**WRITTEN REQUEST**
Copy all lines in which the word "color" can be found.

Extracts from a graphics dataset
::::::::

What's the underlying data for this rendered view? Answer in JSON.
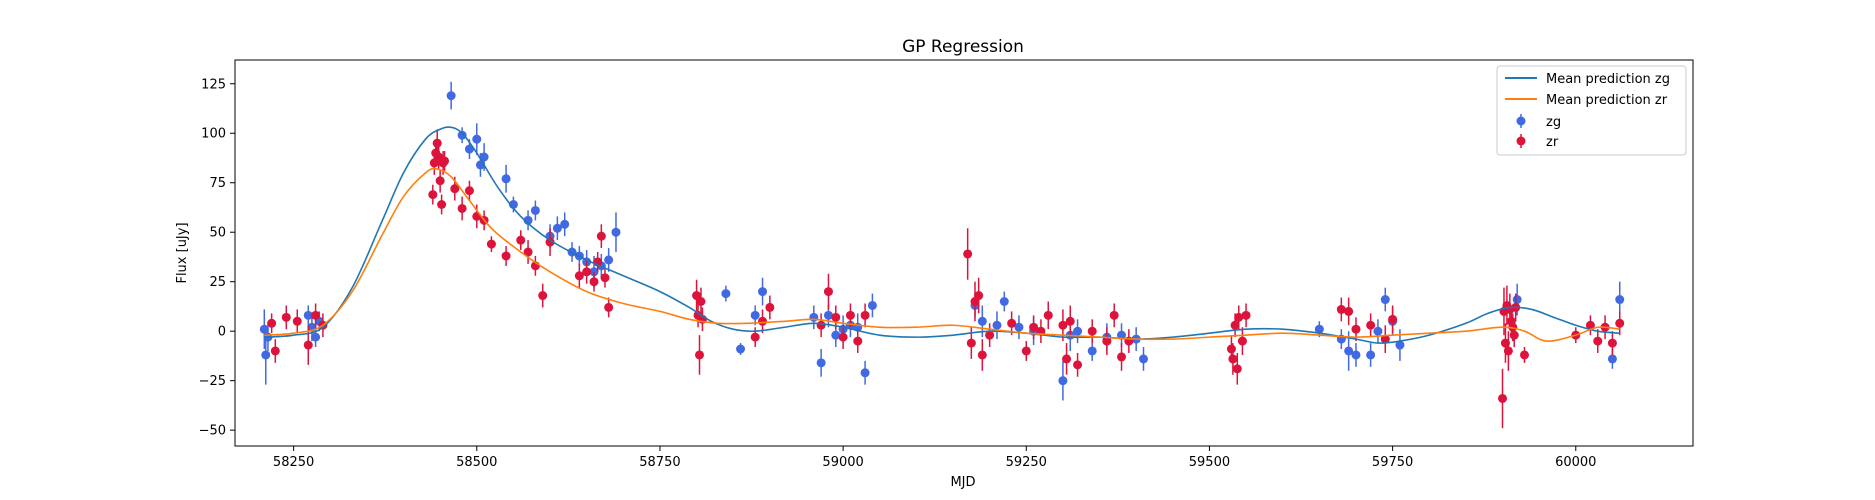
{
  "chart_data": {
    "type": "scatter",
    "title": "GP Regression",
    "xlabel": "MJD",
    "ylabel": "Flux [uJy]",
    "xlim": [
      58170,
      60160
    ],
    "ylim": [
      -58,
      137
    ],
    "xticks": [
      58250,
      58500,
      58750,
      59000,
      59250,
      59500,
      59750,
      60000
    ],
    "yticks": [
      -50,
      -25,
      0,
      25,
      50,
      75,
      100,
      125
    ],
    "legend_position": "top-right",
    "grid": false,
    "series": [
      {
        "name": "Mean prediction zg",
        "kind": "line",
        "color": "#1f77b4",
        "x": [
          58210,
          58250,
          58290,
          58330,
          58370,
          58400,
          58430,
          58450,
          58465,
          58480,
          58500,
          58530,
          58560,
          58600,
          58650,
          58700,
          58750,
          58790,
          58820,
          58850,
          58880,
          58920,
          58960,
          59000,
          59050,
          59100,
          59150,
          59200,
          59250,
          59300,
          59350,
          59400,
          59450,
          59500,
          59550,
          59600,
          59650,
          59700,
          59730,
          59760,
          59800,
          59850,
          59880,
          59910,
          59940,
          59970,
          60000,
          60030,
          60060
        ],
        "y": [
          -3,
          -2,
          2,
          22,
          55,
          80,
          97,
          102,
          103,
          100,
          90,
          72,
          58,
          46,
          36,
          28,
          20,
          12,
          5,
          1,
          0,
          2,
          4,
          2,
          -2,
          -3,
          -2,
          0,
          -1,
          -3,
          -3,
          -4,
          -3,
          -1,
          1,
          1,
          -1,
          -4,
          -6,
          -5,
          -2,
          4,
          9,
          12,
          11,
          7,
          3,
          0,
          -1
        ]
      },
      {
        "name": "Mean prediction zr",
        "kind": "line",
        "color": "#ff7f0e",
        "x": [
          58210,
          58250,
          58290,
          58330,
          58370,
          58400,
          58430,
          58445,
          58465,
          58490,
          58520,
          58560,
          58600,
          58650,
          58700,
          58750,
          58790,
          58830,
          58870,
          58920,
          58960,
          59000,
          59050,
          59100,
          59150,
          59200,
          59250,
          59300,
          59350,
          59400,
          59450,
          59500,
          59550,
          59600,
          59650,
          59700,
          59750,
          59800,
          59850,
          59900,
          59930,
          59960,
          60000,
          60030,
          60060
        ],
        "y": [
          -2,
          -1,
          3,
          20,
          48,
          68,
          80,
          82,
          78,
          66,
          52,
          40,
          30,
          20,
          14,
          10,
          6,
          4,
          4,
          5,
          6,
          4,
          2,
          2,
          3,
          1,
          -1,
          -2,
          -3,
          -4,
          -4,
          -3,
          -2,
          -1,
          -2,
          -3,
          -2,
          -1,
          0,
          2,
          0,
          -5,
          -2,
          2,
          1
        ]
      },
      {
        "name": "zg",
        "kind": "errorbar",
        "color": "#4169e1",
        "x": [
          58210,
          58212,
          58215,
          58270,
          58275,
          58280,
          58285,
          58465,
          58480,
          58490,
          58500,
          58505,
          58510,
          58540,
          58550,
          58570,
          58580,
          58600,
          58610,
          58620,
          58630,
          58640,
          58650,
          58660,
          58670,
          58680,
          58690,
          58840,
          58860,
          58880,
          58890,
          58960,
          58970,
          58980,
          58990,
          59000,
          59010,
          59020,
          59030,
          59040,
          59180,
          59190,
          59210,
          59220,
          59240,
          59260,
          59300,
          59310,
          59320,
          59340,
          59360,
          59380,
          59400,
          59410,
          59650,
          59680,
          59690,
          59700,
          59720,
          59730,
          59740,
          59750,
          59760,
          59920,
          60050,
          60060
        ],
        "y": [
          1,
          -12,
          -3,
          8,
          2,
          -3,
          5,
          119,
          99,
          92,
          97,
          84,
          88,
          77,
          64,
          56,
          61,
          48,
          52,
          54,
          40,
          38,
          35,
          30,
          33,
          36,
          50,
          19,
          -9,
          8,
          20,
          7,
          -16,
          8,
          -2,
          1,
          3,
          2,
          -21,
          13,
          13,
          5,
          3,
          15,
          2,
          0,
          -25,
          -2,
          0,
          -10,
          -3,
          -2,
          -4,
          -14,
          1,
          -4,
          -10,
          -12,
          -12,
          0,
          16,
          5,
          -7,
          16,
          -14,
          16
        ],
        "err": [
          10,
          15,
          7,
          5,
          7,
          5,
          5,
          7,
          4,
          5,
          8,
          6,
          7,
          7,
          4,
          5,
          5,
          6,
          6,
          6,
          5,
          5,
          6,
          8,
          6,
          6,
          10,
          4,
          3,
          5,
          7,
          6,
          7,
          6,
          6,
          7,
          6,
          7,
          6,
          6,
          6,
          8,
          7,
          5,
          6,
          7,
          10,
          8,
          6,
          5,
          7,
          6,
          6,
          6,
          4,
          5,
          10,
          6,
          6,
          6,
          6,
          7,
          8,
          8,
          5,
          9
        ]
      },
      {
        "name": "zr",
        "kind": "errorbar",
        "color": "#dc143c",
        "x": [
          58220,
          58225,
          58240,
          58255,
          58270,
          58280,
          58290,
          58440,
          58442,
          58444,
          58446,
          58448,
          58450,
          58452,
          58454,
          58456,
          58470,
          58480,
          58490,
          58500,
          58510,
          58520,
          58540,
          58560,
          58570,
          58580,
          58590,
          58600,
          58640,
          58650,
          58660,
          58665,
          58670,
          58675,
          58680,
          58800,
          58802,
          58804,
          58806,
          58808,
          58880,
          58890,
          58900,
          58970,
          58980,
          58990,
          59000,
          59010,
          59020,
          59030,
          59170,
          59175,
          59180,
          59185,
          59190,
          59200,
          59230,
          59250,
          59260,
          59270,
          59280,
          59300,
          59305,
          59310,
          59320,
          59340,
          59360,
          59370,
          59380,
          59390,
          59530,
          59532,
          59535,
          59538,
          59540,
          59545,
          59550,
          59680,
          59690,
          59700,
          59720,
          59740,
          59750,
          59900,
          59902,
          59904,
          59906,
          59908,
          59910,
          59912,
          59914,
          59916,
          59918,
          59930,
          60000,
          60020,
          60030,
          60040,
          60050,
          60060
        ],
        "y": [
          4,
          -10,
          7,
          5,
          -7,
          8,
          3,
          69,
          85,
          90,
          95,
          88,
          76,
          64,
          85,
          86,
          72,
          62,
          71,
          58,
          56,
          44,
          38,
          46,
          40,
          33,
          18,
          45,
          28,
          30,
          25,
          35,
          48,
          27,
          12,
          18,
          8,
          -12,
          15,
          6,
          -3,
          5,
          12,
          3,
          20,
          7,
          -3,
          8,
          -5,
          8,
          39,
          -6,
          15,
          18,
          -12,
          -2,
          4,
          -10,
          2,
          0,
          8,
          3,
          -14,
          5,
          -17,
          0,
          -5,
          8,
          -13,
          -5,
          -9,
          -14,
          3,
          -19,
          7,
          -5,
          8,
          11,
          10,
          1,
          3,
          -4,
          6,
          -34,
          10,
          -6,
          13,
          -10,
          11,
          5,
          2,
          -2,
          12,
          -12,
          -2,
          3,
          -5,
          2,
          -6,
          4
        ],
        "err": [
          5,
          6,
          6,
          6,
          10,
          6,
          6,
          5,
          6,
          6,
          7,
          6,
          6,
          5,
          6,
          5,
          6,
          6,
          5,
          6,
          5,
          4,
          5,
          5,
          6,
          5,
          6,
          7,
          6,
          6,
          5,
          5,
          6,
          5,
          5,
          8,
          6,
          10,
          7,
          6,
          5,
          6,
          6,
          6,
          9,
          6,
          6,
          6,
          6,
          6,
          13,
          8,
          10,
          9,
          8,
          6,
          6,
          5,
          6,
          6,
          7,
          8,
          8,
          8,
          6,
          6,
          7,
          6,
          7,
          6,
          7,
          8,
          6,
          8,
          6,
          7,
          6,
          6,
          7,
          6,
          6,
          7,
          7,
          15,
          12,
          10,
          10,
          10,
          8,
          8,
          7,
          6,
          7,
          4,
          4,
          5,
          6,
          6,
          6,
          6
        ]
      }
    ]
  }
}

::::::::

**WRITTEN SOLUTION**
        "color": "#1f77b4",
        "color": "#ff7f0e",
        "color": "#4169e1",
        "color": "#dc143c",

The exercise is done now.